▶ **Written instruction**
Copy every line of the material below word for word.

....

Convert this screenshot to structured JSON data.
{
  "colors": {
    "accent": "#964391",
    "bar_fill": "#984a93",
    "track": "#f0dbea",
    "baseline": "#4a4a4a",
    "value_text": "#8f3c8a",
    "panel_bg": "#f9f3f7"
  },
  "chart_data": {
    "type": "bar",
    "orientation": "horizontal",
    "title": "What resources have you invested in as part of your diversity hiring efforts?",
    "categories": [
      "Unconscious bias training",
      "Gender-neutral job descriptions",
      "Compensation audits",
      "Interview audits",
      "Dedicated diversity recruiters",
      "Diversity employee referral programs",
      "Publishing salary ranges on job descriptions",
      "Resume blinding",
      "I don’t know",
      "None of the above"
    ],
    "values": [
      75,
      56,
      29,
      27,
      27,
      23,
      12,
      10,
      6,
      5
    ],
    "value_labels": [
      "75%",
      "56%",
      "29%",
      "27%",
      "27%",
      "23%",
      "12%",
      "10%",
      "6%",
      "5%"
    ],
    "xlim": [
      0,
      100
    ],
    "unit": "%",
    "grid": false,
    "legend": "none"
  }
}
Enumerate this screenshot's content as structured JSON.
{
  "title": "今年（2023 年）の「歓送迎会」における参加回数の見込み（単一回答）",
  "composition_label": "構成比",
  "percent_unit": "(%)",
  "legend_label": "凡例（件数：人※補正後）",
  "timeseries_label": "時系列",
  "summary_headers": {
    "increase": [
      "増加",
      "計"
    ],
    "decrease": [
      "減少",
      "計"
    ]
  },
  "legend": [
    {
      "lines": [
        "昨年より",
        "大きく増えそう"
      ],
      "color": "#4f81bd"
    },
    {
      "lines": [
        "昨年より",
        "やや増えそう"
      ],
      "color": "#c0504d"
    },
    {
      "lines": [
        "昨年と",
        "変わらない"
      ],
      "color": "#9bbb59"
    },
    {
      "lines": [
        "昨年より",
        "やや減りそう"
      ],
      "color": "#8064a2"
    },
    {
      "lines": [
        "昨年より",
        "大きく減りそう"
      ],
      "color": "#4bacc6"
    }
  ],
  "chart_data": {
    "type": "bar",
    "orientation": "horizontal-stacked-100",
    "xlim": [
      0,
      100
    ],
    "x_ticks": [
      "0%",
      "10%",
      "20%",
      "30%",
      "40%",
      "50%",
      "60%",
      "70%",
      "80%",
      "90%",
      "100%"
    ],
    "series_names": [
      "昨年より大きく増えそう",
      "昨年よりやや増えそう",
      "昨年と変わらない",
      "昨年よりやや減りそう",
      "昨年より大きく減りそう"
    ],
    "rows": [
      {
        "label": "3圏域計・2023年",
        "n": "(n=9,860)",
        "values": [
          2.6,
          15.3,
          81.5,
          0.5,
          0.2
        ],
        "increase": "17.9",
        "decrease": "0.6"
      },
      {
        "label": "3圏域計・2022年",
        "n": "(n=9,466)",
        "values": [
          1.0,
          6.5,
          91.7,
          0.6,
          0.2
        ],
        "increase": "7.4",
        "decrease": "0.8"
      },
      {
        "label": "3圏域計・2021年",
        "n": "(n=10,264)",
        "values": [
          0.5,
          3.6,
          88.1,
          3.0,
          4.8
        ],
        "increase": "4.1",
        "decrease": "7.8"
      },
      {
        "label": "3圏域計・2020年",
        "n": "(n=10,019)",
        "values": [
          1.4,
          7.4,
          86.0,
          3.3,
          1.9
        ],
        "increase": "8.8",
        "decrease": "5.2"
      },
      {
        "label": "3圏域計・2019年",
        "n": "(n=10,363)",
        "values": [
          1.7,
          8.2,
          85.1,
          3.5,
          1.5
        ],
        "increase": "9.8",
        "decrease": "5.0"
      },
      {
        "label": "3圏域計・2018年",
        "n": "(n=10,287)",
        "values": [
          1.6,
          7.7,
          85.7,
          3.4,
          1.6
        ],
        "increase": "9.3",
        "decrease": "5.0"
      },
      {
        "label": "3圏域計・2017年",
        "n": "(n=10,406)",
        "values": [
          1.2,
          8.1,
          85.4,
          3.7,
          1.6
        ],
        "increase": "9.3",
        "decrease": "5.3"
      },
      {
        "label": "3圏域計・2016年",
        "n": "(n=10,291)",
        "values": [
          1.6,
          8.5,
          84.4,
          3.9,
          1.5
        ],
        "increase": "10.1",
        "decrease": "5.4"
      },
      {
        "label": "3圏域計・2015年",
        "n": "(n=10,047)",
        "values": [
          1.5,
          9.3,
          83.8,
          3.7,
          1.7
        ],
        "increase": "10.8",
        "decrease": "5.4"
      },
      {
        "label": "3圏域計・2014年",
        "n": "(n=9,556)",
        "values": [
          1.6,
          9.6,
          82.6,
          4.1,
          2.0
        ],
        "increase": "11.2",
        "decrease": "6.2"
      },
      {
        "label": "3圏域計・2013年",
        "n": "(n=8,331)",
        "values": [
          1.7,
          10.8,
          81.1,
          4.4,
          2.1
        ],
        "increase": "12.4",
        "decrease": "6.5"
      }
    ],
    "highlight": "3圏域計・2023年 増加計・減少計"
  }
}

....

▶ **Solution**
Convert this screenshot to structured JSON data.
{
  "colors": {
    "accent": "#964391",
    "bar_fill": "#984a93",
    "track": "#f0dbea",
    "baseline": "#4a4a4a",
    "value_text": "#8f3c8a",
    "panel_bg": "#f9f3f7"
  },
  "chart_data": {
    "type": "bar",
    "orientation": "horizontal",
    "title": "What resources have you invested in as part of your diversity hiring efforts?",
    "categories": [
      "Unconscious bias training",
      "Gender-neutral job descriptions",
      "Compensation audits",
      "Interview audits",
      "Dedicated diversity recruiters",
      "Diversity employee referral programs",
      "Publishing salary ranges on job descriptions",
      "Resume blinding",
      "I don’t know",
      "None of the above"
    ],
    "values": [
      75,
      56,
      29,
      27,
      27,
      23,
      12,
      10,
      6,
      5
    ],
    "value_labels": [
      "75%",
      "56%",
      "29%",
      "27%",
      "27%",
      "23%",
      "12%",
      "10%",
      "6%",
      "5%"
    ],
    "xlim": [
      0,
      100
    ],
    "unit": "%",
    "grid": false,
    "legend": "none"
  }
}
Enumerate this screenshot's content as structured JSON.
{
  "title": "今年（2023 年）の「歓送迎会」における参加回数の見込み（単一回答）",
  "composition_label": "構成比",
  "percent_unit": "(%)",
  "legend_label": "凡例（件数：人※補正後）",
  "timeseries_label": "時系列",
  "summary_headers": {
    "increase": [
      "増加",
      "計"
    ],
    "decrease": [
      "減少",
      "計"
    ]
  },
  "legend": [
    {
      "lines": [
        "昨年より",
        "大きく増えそう"
      ],
      "color": "#4f81bd"
    },
    {
      "lines": [
        "昨年より",
        "やや増えそう"
      ],
      "color": "#c0504d"
    },
    {
      "lines": [
        "昨年と",
        "変わらない"
      ],
      "color": "#9bbb59"
    },
    {
      "lines": [
        "昨年より",
        "やや減りそう"
      ],
      "color": "#8064a2"
    },
    {
      "lines": [
        "昨年より",
        "大きく減りそう"
      ],
      "color": "#4bacc6"
    }
  ],
  "chart_data": {
    "type": "bar",
    "orientation": "horizontal-stacked-100",
    "xlim": [
      0,
      100
    ],
    "x_ticks": [
      "0%",
      "10%",
      "20%",
      "30%",
      "40%",
      "50%",
      "60%",
      "70%",
      "80%",
      "90%",
      "100%"
    ],
    "series_names": [
      "昨年より大きく増えそう",
      "昨年よりやや増えそう",
      "昨年と変わらない",
      "昨年よりやや減りそう",
      "昨年より大きく減りそう"
    ],
    "rows": [
      {
        "label": "3圏域計・2023年",
        "n": "(n=9,860)",
        "values": [
          2.6,
          15.3,
          81.5,
          0.5,
          0.2
        ],
        "increase": "17.9",
        "decrease": "0.6"
      },
      {
        "label": "3圏域計・2022年",
        "n": "(n=9,466)",
        "values": [
          1.0,
          6.5,
          91.7,
          0.6,
          0.2
        ],
        "increase": "7.4",
        "decrease": "0.8"
      },
      {
        "label": "3圏域計・2021年",
        "n": "(n=10,264)",
        "values": [
          0.5,
          3.6,
          88.1,
          3.0,
          4.8
        ],
        "increase": "4.1",
        "decrease": "7.8"
      },
      {
        "label": "3圏域計・2020年",
        "n": "(n=10,019)",
        "values": [
          1.4,
          7.4,
          86.0,
          3.3,
          1.9
        ],
        "increase": "8.8",
        "decrease": "5.2"
      },
      {
        "label": "3圏域計・2019年",
        "n": "(n=10,363)",
        "values": [
          1.7,
          8.2,
          85.1,
          3.5,
          1.5
        ],
        "increase": "9.8",
        "decrease": "5.0"
      },
      {
        "label": "3圏域計・2018年",
        "n": "(n=10,287)",
        "values": [
          1.6,
          7.7,
          85.7,
          3.4,
          1.6
        ],
        "increase": "9.3",
        "decrease": "5.0"
      },
      {
        "label": "3圏域計・2017年",
        "n": "(n=10,406)",
        "values": [
          1.2,
          8.1,
          85.4,
          3.7,
          1.6
        ],
        "increase": "9.3",
        "decrease": "5.3"
      },
      {
        "label": "3圏域計・2016年",
        "n": "(n=10,291)",
        "values": [
          1.6,
          8.5,
          84.4,
          3.9,
          1.5
        ],
        "increase": "10.1",
        "decrease": "5.4"
      },
      {
        "label": "3圏域計・2015年",
        "n": "(n=10,047)",
        "values": [
          1.5,
          9.3,
          83.8,
          3.7,
          1.7
        ],
        "increase": "10.8",
        "decrease": "5.4"
      },
      {
        "label": "3圏域計・2014年",
        "n": "(n=9,556)",
        "values": [
          1.6,
          9.6,
          82.6,
          4.1,
          2.0
        ],
        "increase": "11.2",
        "decrease": "6.2"
      },
      {
        "label": "3圏域計・2013年",
        "n": "(n=8,331)",
        "values": [
          1.7,
          10.8,
          81.1,
          4.4,
          2.1
        ],
        "increase": "12.4",
        "decrease": "6.5"
      }
    ],
    "highlight": "3圏域計・2023年 増加計・減少計"
  }
}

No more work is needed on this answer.